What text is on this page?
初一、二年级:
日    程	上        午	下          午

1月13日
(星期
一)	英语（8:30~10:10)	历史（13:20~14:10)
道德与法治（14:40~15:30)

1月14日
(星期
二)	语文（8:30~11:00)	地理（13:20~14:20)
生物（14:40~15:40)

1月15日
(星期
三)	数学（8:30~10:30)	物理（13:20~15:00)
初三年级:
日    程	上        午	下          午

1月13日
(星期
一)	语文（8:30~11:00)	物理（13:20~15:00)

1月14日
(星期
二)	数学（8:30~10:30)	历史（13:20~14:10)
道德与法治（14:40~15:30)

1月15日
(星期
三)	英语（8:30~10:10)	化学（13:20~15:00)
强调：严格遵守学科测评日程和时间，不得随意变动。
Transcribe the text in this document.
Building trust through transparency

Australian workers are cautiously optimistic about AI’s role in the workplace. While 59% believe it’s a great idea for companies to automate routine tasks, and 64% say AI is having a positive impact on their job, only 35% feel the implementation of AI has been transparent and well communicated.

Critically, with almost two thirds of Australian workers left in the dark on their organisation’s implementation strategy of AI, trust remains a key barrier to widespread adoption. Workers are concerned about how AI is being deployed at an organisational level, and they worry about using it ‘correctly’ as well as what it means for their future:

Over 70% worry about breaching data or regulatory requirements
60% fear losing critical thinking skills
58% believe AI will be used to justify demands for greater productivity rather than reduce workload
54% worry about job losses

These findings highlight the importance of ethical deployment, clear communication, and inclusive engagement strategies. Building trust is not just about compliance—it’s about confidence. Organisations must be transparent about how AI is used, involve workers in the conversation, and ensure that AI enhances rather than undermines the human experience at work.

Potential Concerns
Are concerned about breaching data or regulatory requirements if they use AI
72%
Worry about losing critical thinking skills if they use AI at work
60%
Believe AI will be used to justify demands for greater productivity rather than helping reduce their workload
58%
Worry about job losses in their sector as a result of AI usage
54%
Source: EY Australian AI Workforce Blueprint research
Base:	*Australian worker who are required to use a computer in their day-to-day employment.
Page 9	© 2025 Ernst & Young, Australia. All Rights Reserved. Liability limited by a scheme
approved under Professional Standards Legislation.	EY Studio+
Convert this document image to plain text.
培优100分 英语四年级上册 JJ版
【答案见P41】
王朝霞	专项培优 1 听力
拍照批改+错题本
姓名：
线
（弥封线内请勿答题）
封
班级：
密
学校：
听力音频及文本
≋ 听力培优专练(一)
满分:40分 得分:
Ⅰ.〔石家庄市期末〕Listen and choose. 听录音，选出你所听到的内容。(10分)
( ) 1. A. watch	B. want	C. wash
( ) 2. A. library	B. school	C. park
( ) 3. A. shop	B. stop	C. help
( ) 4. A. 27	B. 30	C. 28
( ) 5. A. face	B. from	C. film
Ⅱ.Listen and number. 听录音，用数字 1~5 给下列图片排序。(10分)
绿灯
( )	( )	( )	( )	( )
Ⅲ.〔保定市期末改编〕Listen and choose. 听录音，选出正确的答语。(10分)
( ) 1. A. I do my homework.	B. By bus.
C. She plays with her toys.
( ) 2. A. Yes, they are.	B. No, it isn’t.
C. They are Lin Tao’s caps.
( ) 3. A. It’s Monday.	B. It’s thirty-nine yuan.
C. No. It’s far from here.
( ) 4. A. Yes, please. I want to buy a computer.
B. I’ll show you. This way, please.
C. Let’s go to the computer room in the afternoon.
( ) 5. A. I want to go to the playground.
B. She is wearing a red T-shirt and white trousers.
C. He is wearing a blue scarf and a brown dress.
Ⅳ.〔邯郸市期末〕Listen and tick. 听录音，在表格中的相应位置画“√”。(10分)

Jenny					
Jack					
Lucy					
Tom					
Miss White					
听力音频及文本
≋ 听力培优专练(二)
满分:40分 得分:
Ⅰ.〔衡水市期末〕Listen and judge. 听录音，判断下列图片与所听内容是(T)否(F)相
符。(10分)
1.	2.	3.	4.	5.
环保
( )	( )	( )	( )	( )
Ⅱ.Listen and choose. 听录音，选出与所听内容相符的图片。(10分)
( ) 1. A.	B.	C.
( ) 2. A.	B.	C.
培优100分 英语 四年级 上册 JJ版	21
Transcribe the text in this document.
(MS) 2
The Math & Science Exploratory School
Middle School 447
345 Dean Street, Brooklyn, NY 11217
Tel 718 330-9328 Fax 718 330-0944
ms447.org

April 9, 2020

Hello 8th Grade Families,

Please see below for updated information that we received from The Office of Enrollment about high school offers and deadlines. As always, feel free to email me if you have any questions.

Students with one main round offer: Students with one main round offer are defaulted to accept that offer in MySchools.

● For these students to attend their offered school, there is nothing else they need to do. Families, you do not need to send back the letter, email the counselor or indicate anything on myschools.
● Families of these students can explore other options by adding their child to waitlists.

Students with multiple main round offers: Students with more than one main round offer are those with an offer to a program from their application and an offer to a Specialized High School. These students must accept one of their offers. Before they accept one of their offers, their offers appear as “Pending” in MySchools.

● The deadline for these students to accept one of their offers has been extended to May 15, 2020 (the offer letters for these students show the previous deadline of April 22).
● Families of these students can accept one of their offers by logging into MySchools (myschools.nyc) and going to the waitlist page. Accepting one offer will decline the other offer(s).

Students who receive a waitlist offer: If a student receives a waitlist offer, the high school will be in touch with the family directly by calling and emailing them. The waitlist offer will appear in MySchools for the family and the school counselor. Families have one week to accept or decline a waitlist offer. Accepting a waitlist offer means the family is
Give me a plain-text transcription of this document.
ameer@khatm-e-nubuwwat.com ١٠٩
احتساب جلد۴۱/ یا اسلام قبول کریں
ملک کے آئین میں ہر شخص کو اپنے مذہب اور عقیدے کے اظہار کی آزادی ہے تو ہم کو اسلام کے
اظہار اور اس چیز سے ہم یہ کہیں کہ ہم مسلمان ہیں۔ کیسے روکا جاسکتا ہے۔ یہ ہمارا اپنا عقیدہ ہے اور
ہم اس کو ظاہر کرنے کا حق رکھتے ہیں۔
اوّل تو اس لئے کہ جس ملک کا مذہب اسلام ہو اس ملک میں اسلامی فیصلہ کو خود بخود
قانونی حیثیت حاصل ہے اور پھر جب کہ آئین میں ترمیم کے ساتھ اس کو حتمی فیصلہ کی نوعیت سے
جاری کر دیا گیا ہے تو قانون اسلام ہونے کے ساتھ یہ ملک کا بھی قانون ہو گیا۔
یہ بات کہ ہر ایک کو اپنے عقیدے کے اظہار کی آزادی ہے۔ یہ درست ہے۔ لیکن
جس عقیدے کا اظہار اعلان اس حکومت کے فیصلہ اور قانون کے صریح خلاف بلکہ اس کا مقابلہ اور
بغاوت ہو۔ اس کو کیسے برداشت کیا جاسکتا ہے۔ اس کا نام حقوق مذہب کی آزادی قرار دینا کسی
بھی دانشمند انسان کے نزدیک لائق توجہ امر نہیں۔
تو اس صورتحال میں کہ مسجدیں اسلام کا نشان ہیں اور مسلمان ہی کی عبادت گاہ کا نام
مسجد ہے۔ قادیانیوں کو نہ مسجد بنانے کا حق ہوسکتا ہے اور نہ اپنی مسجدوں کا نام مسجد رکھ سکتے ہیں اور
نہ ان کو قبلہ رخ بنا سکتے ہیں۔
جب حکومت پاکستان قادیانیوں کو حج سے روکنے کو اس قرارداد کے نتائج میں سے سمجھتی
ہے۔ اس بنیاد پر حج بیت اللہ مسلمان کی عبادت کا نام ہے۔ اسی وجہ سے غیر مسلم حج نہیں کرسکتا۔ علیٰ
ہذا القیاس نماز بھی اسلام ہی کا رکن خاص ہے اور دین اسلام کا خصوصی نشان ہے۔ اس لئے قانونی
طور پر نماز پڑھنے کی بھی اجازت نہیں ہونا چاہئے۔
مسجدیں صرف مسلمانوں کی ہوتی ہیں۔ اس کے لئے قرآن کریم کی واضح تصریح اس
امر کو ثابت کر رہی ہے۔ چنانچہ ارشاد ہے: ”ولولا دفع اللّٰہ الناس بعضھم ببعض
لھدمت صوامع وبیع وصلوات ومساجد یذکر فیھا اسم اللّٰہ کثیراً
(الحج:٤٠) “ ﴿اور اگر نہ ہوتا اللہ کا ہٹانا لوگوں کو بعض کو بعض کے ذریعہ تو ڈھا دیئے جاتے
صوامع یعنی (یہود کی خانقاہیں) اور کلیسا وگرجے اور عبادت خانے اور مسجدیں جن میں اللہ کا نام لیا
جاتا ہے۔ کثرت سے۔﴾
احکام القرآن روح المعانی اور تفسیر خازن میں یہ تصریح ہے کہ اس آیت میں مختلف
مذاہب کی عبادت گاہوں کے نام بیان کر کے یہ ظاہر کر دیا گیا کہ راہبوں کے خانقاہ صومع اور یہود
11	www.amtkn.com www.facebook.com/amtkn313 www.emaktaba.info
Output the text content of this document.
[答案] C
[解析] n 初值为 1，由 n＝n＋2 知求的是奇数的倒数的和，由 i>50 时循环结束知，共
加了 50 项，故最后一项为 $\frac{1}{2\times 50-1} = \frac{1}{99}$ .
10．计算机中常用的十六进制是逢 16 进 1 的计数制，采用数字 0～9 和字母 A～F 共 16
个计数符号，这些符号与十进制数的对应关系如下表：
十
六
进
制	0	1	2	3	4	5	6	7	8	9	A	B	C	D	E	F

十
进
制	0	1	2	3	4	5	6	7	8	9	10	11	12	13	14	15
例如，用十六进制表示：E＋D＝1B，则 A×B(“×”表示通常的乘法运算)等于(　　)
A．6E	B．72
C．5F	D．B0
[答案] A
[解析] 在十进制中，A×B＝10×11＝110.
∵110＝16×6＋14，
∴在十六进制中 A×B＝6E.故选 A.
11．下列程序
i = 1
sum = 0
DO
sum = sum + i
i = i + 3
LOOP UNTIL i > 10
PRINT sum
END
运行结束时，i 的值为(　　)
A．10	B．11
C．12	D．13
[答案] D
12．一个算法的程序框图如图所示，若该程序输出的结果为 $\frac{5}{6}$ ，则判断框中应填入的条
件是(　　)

____

Set problem
Go through the records. Copy each line where "نشان" appears.

Response to this task
تو اس صورتحال میں کہ مسجدیں اسلام کا نشان ہیں اور مسلمان ہی کی عبادت گاہ کا نام
ہذا القیاس نماز بھی اسلام ہی کا رکن خاص ہے اور دین اسلام کا خصوصی نشان ہے۔ اس لئے قانونی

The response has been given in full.